begin

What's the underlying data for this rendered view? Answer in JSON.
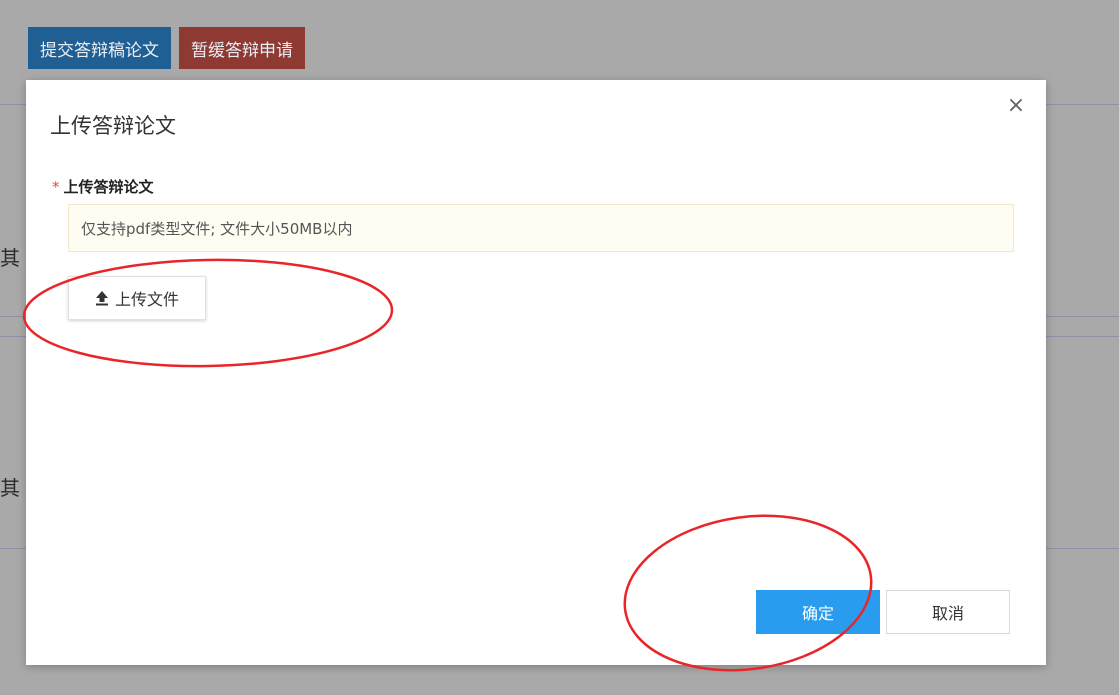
{
  "background": {
    "toolbar": {
      "submit_label": "提交答辩稿论文",
      "defer_label": "暂缓答辩申请"
    },
    "edge_text_1": "其",
    "edge_text_2": "其"
  },
  "modal": {
    "title": "上传答辩论文",
    "close_symbol": "×",
    "field_label": "上传答辩论文",
    "required_mark": "*",
    "notice": "仅支持pdf类型文件; 文件大小50MB以内",
    "upload_label": "上传文件",
    "confirm_label": "确定",
    "cancel_label": "取消"
  },
  "colors": {
    "primary": "#2a9cf0",
    "annotation": "#e8262a",
    "required": "#e04f3b",
    "bg_primary": "#1f5f94",
    "bg_danger": "#8e3a33"
  },
  "icons": [
    "upload-icon",
    "close-icon"
  ]
}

end

Problem description:
Retype the whole listing, keeping every line identical and omitting all pictures.

Task output:
What's the underlying data for this rendered view? Answer in JSON.
{
  "background": {
    "toolbar": {
      "submit_label": "提交答辩稿论文",
      "defer_label": "暂缓答辩申请"
    },
    "edge_text_1": "其",
    "edge_text_2": "其"
  },
  "modal": {
    "title": "上传答辩论文",
    "close_symbol": "×",
    "field_label": "上传答辩论文",
    "required_mark": "*",
    "notice": "仅支持pdf类型文件; 文件大小50MB以内",
    "upload_label": "上传文件",
    "confirm_label": "确定",
    "cancel_label": "取消"
  },
  "colors": {
    "primary": "#2a9cf0",
    "annotation": "#e8262a",
    "required": "#e04f3b",
    "bg_primary": "#1f5f94",
    "bg_danger": "#8e3a33"
  },
  "icons": [
    "upload-icon",
    "close-icon"
  ]
}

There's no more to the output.